● **Set exercise**
Lines that contain "contracting" are to be counted; give only their number.

Collection entries:
==============================

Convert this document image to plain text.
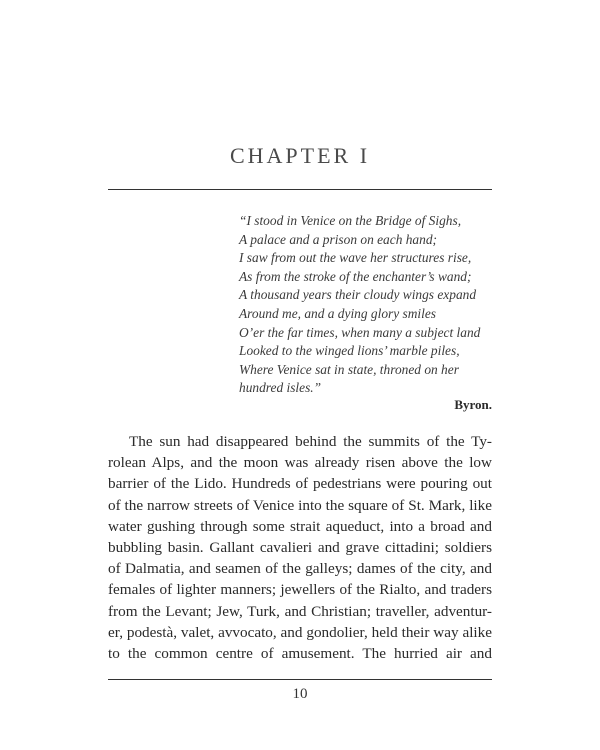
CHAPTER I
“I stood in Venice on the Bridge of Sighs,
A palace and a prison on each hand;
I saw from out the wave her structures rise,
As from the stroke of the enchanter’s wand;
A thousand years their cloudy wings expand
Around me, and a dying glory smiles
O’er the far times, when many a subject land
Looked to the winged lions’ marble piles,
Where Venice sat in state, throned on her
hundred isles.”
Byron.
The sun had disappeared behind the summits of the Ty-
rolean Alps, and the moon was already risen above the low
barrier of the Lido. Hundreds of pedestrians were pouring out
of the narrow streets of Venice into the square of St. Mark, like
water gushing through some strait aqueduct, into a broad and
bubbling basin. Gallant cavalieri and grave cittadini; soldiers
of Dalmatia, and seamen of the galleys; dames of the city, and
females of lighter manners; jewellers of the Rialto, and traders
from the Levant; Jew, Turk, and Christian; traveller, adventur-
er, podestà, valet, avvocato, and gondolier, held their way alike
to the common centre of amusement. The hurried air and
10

==============================

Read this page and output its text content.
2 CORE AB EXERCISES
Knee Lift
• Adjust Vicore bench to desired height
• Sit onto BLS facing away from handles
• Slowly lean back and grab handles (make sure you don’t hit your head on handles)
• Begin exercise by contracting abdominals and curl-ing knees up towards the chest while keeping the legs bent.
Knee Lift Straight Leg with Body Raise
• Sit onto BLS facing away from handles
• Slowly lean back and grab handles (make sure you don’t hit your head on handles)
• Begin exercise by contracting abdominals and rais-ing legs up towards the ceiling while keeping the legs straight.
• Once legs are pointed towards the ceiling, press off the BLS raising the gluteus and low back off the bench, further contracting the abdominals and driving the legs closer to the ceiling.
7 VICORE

==============================

● **Answer below**
3